# SHORT TASK
Please output the records below in full, exactly as given, but without the images.
--------------------
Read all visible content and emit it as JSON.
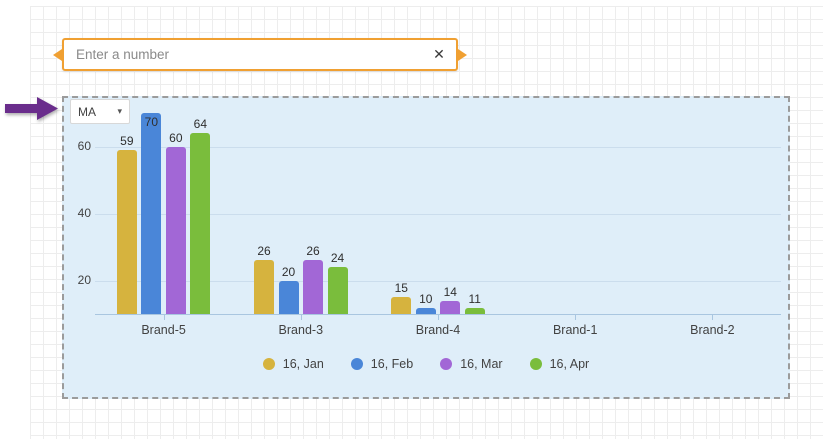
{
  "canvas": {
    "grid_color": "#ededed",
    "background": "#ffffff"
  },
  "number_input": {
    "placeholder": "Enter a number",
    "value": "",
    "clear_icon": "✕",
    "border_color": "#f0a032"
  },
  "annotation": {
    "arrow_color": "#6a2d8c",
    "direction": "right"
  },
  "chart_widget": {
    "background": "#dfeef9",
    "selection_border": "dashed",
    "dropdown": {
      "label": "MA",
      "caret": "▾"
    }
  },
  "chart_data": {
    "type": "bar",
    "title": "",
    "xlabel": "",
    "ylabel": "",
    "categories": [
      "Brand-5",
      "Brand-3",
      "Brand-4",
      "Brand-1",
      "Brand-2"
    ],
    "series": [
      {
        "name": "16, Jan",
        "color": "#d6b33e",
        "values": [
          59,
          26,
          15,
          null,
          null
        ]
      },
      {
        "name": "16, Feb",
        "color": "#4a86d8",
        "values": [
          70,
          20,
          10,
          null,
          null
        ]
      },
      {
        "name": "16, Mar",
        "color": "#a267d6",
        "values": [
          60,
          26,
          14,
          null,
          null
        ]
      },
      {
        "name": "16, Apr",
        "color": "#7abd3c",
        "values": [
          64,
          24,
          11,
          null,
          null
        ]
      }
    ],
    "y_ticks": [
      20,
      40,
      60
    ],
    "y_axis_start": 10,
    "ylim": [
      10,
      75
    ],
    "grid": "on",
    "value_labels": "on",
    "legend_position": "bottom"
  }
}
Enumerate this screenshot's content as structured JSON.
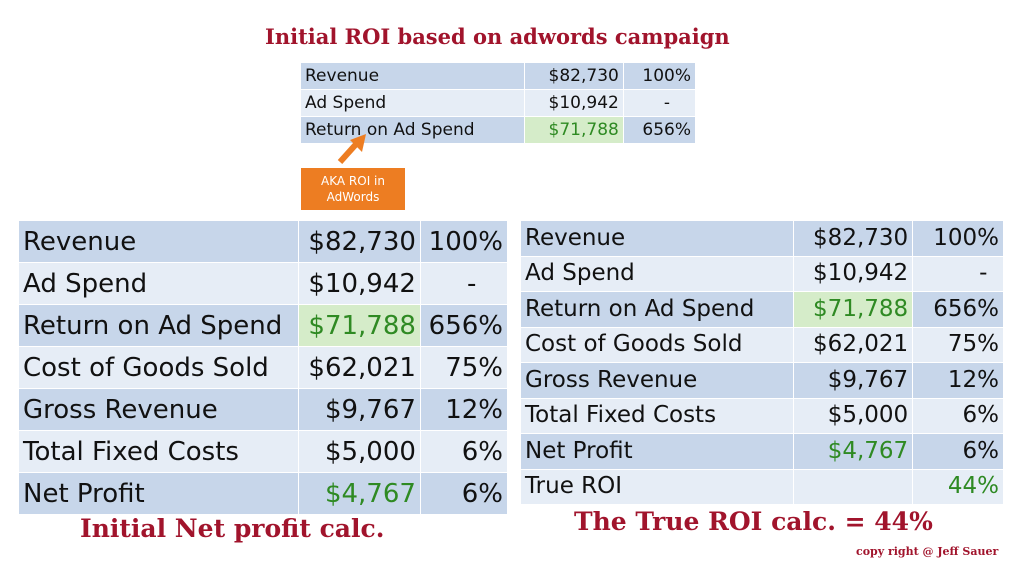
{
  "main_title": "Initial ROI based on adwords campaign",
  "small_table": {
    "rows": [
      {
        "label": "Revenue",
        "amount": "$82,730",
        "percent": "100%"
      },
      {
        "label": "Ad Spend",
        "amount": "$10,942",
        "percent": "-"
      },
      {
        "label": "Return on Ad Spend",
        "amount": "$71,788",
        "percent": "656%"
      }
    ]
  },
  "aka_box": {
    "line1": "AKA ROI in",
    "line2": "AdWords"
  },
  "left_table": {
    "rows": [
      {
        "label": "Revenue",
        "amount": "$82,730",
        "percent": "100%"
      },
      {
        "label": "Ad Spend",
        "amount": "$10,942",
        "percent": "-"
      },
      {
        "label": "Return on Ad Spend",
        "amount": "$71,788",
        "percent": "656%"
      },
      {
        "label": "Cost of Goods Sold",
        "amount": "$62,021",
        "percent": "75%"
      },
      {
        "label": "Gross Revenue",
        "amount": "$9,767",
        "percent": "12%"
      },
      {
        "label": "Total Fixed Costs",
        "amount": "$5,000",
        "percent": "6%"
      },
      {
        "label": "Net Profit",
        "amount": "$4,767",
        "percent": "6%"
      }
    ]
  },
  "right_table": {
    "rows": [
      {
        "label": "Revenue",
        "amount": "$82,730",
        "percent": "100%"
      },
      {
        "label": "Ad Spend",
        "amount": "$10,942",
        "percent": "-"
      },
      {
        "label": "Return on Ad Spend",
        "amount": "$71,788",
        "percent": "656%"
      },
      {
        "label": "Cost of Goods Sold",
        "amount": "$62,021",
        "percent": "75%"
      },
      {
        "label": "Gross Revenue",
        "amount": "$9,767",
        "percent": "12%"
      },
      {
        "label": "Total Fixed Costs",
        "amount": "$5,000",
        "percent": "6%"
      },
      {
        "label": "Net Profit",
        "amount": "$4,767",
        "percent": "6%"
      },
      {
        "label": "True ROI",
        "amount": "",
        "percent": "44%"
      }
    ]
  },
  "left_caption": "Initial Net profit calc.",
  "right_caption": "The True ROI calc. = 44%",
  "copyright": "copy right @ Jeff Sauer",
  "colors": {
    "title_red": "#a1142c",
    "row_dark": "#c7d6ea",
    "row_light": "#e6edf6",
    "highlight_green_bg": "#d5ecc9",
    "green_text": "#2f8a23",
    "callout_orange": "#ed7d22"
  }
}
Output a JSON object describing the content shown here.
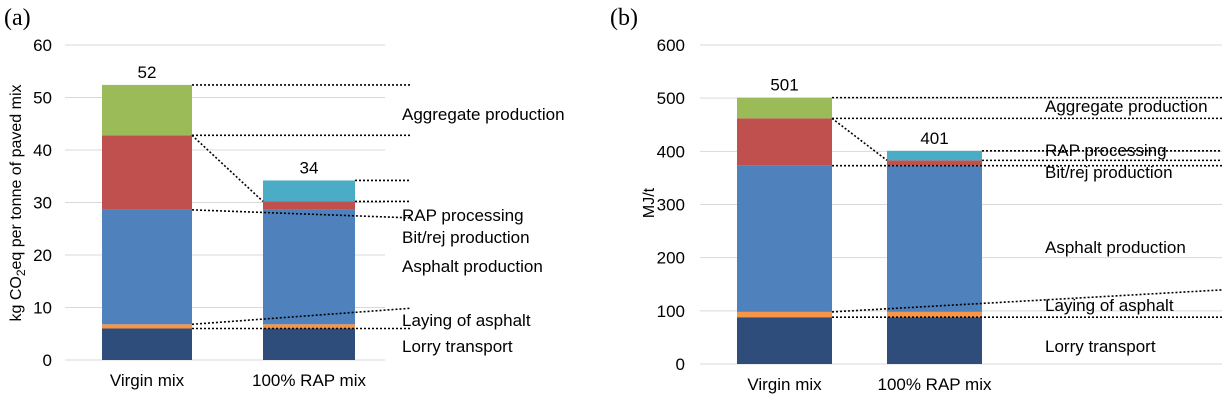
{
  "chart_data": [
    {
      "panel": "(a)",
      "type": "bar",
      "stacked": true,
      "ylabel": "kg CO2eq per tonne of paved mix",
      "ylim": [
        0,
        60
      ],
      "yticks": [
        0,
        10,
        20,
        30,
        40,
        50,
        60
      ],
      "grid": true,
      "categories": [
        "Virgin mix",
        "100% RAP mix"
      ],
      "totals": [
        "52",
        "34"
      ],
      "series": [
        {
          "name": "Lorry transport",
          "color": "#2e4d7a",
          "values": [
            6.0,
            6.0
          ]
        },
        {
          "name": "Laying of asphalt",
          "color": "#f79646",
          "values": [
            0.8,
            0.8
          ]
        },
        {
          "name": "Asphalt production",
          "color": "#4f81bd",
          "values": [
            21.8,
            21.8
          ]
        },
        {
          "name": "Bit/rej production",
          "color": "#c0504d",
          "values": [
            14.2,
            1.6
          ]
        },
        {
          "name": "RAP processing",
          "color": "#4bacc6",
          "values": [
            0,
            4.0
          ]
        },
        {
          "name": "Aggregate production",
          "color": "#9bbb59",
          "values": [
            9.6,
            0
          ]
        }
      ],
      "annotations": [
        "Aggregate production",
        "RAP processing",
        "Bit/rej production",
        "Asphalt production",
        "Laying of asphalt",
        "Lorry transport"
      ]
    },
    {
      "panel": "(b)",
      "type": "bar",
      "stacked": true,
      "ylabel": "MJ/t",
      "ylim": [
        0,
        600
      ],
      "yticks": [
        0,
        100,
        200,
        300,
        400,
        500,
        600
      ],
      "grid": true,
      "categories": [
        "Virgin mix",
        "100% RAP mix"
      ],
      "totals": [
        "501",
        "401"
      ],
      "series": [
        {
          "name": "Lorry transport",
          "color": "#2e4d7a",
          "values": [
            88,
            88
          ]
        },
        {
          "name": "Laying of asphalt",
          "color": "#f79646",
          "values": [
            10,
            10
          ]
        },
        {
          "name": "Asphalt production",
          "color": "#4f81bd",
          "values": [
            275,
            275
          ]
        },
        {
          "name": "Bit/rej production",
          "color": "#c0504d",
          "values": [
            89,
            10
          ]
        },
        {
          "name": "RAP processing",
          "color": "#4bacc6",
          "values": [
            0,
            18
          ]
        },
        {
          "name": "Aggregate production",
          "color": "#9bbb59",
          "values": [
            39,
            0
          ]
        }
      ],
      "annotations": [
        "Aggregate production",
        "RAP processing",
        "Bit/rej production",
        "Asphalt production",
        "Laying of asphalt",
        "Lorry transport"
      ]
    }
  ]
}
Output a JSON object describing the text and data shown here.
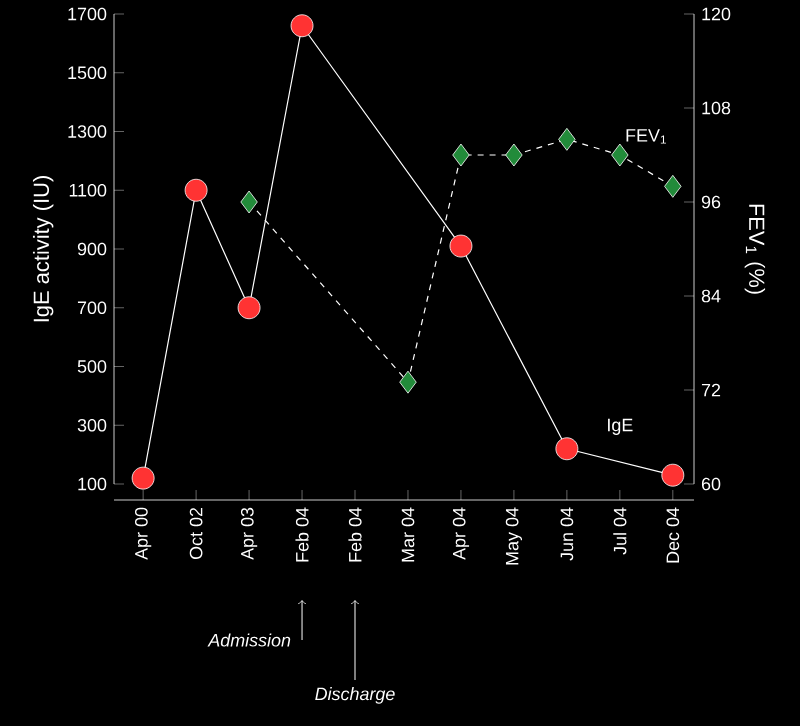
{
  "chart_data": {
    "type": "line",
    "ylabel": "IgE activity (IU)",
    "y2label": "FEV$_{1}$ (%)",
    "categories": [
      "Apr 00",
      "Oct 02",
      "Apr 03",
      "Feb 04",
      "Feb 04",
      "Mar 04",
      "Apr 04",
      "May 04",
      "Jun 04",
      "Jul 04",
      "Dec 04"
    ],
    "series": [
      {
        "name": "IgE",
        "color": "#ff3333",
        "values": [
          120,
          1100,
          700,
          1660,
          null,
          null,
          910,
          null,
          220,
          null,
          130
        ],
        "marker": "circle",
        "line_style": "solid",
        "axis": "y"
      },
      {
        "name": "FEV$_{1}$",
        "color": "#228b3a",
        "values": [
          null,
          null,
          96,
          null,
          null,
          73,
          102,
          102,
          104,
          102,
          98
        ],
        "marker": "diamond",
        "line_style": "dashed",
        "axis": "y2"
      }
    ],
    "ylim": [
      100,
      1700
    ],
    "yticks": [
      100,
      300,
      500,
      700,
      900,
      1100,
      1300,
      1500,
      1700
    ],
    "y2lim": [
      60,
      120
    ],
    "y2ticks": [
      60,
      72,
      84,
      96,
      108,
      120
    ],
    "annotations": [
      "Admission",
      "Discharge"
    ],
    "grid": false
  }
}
--------------------
# SOLUTION FOR THIS PROBLEM
Read all visible content and emit it as JSON.
{
  "canvas": {
    "grid_color": "#ededed",
    "background": "#ffffff"
  },
  "number_input": {
    "placeholder": "Enter a number",
    "value": "",
    "clear_icon": "✕",
    "border_color": "#f0a032"
  },
  "annotation": {
    "arrow_color": "#6a2d8c",
    "direction": "right"
  },
  "chart_widget": {
    "background": "#dfeef9",
    "selection_border": "dashed",
    "dropdown": {
      "label": "MA",
      "caret": "▾"
    }
  },
  "chart_data": {
    "type": "bar",
    "title": "",
    "xlabel": "",
    "ylabel": "",
    "categories": [
      "Brand-5",
      "Brand-3",
      "Brand-4",
      "Brand-1",
      "Brand-2"
    ],
    "series": [
      {
        "name": "16, Jan",
        "color": "#d6b33e",
        "values": [
          59,
          26,
          15,
          null,
          null
        ]
      },
      {
        "name": "16, Feb",
        "color": "#4a86d8",
        "values": [
          70,
          20,
          10,
          null,
          null
        ]
      },
      {
        "name": "16, Mar",
        "color": "#a267d6",
        "values": [
          60,
          26,
          14,
          null,
          null
        ]
      },
      {
        "name": "16, Apr",
        "color": "#7abd3c",
        "values": [
          64,
          24,
          11,
          null,
          null
        ]
      }
    ],
    "y_ticks": [
      20,
      40,
      60
    ],
    "y_axis_start": 10,
    "ylim": [
      10,
      75
    ],
    "grid": "on",
    "value_labels": "on",
    "legend_position": "bottom"
  }
}
Enumerate this screenshot's content as structured JSON.
{
  "main_title": "Initial ROI based on adwords campaign",
  "small_table": {
    "rows": [
      {
        "label": "Revenue",
        "amount": "$82,730",
        "percent": "100%"
      },
      {
        "label": "Ad Spend",
        "amount": "$10,942",
        "percent": "-"
      },
      {
        "label": "Return on Ad Spend",
        "amount": "$71,788",
        "percent": "656%"
      }
    ]
  },
  "aka_box": {
    "line1": "AKA ROI in",
    "line2": "AdWords"
  },
  "left_table": {
    "rows": [
      {
        "label": "Revenue",
        "amount": "$82,730",
        "percent": "100%"
      },
      {
        "label": "Ad Spend",
        "amount": "$10,942",
        "percent": "-"
      },
      {
        "label": "Return on Ad Spend",
        "amount": "$71,788",
        "percent": "656%"
      },
      {
        "label": "Cost of Goods Sold",
        "amount": "$62,021",
        "percent": "75%"
      },
      {
        "label": "Gross Revenue",
        "amount": "$9,767",
        "percent": "12%"
      },
      {
        "label": "Total Fixed Costs",
        "amount": "$5,000",
        "percent": "6%"
      },
      {
        "label": "Net Profit",
        "amount": "$4,767",
        "percent": "6%"
      }
    ]
  },
  "right_table": {
    "rows": [
      {
        "label": "Revenue",
        "amount": "$82,730",
        "percent": "100%"
      },
      {
        "label": "Ad Spend",
        "amount": "$10,942",
        "percent": "-"
      },
      {
        "label": "Return on Ad Spend",
        "amount": "$71,788",
        "percent": "656%"
      },
      {
        "label": "Cost of Goods Sold",
        "amount": "$62,021",
        "percent": "75%"
      },
      {
        "label": "Gross Revenue",
        "amount": "$9,767",
        "percent": "12%"
      },
      {
        "label": "Total Fixed Costs",
        "amount": "$5,000",
        "percent": "6%"
      },
      {
        "label": "Net Profit",
        "amount": "$4,767",
        "percent": "6%"
      },
      {
        "label": "True ROI",
        "amount": "",
        "percent": "44%"
      }
    ]
  },
  "left_caption": "Initial Net profit calc.",
  "right_caption": "The True ROI calc. = 44%",
  "copyright": "copy right @ Jeff Sauer",
  "colors": {
    "title_red": "#a1142c",
    "row_dark": "#c7d6ea",
    "row_light": "#e6edf6",
    "highlight_green_bg": "#d5ecc9",
    "green_text": "#2f8a23",
    "callout_orange": "#ed7d22"
  }
}
Output a JSON object describing the content shown here.
{
  "chart_data": [
    {
      "panel": "(a)",
      "type": "bar",
      "stacked": true,
      "ylabel": "kg CO2eq per tonne of paved mix",
      "ylim": [
        0,
        60
      ],
      "yticks": [
        0,
        10,
        20,
        30,
        40,
        50,
        60
      ],
      "grid": true,
      "categories": [
        "Virgin mix",
        "100% RAP mix"
      ],
      "totals": [
        "52",
        "34"
      ],
      "series": [
        {
          "name": "Lorry transport",
          "color": "#2e4d7a",
          "values": [
            6.0,
            6.0
          ]
        },
        {
          "name": "Laying of asphalt",
          "color": "#f79646",
          "values": [
            0.8,
            0.8
          ]
        },
        {
          "name": "Asphalt production",
          "color": "#4f81bd",
          "values": [
            21.8,
            21.8
          ]
        },
        {
          "name": "Bit/rej production",
          "color": "#c0504d",
          "values": [
            14.2,
            1.6
          ]
        },
        {
          "name": "RAP processing",
          "color": "#4bacc6",
          "values": [
            0,
            4.0
          ]
        },
        {
          "name": "Aggregate production",
          "color": "#9bbb59",
          "values": [
            9.6,
            0
          ]
        }
      ],
      "annotations": [
        "Aggregate production",
        "RAP processing",
        "Bit/rej production",
        "Asphalt production",
        "Laying of asphalt",
        "Lorry transport"
      ]
    },
    {
      "panel": "(b)",
      "type": "bar",
      "stacked": true,
      "ylabel": "MJ/t",
      "ylim": [
        0,
        600
      ],
      "yticks": [
        0,
        100,
        200,
        300,
        400,
        500,
        600
      ],
      "grid": true,
      "categories": [
        "Virgin mix",
        "100% RAP mix"
      ],
      "totals": [
        "501",
        "401"
      ],
      "series": [
        {
          "name": "Lorry transport",
          "color": "#2e4d7a",
          "values": [
            88,
            88
          ]
        },
        {
          "name": "Laying of asphalt",
          "color": "#f79646",
          "values": [
            10,
            10
          ]
        },
        {
          "name": "Asphalt production",
          "color": "#4f81bd",
          "values": [
            275,
            275
          ]
        },
        {
          "name": "Bit/rej production",
          "color": "#c0504d",
          "values": [
            89,
            10
          ]
        },
        {
          "name": "RAP processing",
          "color": "#4bacc6",
          "values": [
            0,
            18
          ]
        },
        {
          "name": "Aggregate production",
          "color": "#9bbb59",
          "values": [
            39,
            0
          ]
        }
      ],
      "annotations": [
        "Aggregate production",
        "RAP processing",
        "Bit/rej production",
        "Asphalt production",
        "Laying of asphalt",
        "Lorry transport"
      ]
    }
  ]
}
Output a JSON object describing the text and data shown here.
{
  "chart_data": {
    "type": "line",
    "ylabel": "IgE activity (IU)",
    "y2label": "FEV$_{1}$ (%)",
    "categories": [
      "Apr 00",
      "Oct 02",
      "Apr 03",
      "Feb 04",
      "Feb 04",
      "Mar 04",
      "Apr 04",
      "May 04",
      "Jun 04",
      "Jul 04",
      "Dec 04"
    ],
    "series": [
      {
        "name": "IgE",
        "color": "#ff3333",
        "values": [
          120,
          1100,
          700,
          1660,
          null,
          null,
          910,
          null,
          220,
          null,
          130
        ],
        "marker": "circle",
        "line_style": "solid",
        "axis": "y"
      },
      {
        "name": "FEV$_{1}$",
        "color": "#228b3a",
        "values": [
          null,
          null,
          96,
          null,
          null,
          73,
          102,
          102,
          104,
          102,
          98
        ],
        "marker": "diamond",
        "line_style": "dashed",
        "axis": "y2"
      }
    ],
    "ylim": [
      100,
      1700
    ],
    "yticks": [
      100,
      300,
      500,
      700,
      900,
      1100,
      1300,
      1500,
      1700
    ],
    "y2lim": [
      60,
      120
    ],
    "y2ticks": [
      60,
      72,
      84,
      96,
      108,
      120
    ],
    "annotations": [
      "Admission",
      "Discharge"
    ],
    "grid": false
  }
}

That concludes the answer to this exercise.